(Extracted data entries)
------------------------

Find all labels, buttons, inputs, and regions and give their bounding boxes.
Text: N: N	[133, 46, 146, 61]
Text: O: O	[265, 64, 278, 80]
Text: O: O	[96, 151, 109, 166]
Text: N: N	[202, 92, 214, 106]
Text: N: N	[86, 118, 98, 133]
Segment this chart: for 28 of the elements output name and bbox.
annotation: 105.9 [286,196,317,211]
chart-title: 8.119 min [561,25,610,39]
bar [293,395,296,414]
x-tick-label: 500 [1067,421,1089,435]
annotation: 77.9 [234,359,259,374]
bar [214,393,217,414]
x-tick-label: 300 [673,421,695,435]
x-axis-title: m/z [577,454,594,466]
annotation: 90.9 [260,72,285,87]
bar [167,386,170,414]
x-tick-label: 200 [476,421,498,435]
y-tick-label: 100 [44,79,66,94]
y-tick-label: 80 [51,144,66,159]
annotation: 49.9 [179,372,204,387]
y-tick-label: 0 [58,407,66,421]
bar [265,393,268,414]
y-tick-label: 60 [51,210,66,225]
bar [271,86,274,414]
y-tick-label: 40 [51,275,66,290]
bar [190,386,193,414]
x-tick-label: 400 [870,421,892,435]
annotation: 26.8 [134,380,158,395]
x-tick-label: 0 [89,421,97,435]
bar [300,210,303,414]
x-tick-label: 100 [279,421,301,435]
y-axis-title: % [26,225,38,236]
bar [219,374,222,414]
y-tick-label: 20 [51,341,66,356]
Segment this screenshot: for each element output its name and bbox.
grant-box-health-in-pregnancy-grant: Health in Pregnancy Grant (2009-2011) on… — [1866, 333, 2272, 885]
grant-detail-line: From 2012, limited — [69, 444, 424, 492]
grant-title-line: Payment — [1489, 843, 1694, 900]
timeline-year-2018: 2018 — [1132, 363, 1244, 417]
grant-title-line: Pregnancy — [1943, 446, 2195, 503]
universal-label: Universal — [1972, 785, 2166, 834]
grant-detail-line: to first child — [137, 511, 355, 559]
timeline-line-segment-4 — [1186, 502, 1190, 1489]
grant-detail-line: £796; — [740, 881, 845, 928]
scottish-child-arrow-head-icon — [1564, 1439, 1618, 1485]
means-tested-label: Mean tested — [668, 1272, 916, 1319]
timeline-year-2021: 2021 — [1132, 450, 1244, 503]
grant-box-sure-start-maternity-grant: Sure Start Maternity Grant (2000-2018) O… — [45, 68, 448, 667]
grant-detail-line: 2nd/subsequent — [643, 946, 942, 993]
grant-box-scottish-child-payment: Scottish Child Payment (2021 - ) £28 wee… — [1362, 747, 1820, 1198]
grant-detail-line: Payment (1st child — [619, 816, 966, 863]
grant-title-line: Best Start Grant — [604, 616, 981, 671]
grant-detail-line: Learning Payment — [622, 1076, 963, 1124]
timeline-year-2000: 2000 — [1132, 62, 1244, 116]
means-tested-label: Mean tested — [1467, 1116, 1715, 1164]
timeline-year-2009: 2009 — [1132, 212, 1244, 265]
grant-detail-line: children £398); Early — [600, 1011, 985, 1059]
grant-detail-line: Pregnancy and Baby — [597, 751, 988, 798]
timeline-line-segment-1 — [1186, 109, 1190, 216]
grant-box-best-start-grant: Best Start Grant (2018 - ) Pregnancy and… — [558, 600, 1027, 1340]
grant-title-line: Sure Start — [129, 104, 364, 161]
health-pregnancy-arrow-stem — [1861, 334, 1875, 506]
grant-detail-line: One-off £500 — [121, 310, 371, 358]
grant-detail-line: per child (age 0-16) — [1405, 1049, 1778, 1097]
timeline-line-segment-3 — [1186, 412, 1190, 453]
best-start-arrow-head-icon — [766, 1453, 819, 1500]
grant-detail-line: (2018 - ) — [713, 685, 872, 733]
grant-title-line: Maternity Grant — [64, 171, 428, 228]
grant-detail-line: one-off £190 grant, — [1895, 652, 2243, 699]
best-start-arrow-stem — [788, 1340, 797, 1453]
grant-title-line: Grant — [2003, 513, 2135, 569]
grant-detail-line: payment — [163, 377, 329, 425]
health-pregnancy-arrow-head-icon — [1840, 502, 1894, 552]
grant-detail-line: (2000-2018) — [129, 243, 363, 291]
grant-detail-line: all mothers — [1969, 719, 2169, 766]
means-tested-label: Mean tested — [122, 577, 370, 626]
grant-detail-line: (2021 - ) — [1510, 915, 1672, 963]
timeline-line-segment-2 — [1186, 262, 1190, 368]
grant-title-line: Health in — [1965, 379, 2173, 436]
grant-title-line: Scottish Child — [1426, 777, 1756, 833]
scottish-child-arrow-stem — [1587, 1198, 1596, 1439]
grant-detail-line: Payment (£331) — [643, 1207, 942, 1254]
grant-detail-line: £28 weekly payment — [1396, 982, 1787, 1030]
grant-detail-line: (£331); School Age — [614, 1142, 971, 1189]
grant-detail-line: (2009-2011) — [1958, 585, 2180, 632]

------------------------

* Aim
Count the lines in the entries above that contain the string "year", matching case exactly, and give only the number.

* Exercise answer
4